*Problem details:* Return all of the entries exactly, with nothing added or left out.

***** Available data

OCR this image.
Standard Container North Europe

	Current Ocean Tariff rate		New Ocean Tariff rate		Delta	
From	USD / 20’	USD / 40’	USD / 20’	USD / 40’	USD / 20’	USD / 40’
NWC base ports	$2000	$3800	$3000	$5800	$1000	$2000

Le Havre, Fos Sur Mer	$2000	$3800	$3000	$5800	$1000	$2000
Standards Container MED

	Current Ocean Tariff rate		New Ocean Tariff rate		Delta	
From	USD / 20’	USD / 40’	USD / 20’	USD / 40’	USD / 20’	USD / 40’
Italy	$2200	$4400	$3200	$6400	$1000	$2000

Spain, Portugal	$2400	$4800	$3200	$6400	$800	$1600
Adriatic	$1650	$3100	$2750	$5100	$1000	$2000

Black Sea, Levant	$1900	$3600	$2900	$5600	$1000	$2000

**********

*Final result:*
OCR this image.
Standard Container North Europe

	Current Ocean Tariff rate		New Ocean Tariff rate		Delta	
From	USD / 20’	USD / 40’	USD / 20’	USD / 40’	USD / 20’	USD / 40’
NWC base ports	$2000	$3800	$3000	$5800	$1000	$2000

Le Havre, Fos Sur Mer	$2000	$3800	$3000	$5800	$1000	$2000
Standards Container MED

	Current Ocean Tariff rate		New Ocean Tariff rate		Delta	
From	USD / 20’	USD / 40’	USD / 20’	USD / 40’	USD / 20’	USD / 40’
Italy	$2200	$4400	$3200	$6400	$1000	$2000

Spain, Portugal	$2400	$4800	$3200	$6400	$800	$1600
Adriatic	$1650	$3100	$2750	$5100	$1000	$2000

Black Sea, Levant	$1900	$3600	$2900	$5600	$1000	$2000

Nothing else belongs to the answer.